• [The problem]:
Report how many lines contain the word "zbliżone", with no other text.

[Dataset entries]
%%

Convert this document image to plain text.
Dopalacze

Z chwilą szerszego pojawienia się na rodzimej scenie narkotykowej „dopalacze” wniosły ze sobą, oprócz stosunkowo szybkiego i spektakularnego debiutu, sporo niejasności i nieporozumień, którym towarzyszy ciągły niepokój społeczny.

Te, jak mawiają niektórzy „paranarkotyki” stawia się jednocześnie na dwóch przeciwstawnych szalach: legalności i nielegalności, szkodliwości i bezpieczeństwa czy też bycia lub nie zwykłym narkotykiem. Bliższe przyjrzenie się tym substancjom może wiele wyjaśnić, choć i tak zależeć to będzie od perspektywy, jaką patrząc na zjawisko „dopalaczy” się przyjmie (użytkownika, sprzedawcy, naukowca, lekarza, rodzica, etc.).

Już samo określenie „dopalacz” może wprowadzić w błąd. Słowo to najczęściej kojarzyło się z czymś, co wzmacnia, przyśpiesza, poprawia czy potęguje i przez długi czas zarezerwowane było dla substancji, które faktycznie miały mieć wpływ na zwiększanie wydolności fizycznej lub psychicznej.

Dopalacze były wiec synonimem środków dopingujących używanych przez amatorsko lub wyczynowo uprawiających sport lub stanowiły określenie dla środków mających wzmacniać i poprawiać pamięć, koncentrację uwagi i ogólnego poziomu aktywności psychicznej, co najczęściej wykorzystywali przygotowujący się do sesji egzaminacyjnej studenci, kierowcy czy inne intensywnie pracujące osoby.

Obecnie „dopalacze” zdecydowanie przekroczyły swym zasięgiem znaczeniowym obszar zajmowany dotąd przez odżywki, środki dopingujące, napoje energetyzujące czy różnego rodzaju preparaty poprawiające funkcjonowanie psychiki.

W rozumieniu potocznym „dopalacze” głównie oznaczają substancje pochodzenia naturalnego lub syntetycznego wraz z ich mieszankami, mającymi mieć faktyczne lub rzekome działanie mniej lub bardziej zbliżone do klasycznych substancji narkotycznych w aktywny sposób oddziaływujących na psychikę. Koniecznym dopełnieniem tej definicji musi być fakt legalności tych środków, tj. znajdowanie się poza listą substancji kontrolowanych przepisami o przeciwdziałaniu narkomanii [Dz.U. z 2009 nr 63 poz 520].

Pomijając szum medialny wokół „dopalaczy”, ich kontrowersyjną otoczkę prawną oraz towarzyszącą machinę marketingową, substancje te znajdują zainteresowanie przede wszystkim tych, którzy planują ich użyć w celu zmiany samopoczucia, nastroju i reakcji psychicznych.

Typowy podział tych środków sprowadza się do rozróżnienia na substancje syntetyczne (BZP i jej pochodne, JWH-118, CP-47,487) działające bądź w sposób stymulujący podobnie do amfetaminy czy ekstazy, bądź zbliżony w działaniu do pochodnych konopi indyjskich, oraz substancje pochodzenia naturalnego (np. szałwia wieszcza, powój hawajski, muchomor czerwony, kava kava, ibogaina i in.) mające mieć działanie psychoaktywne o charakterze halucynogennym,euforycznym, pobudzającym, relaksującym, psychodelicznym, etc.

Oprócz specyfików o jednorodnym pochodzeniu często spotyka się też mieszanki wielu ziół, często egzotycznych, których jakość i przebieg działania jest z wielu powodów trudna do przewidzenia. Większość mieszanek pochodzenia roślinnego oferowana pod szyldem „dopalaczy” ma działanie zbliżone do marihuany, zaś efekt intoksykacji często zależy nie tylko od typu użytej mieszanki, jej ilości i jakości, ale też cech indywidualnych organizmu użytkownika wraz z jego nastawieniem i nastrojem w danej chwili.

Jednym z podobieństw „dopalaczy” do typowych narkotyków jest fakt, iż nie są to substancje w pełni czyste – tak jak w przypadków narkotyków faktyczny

%%

• [Complete output]:
2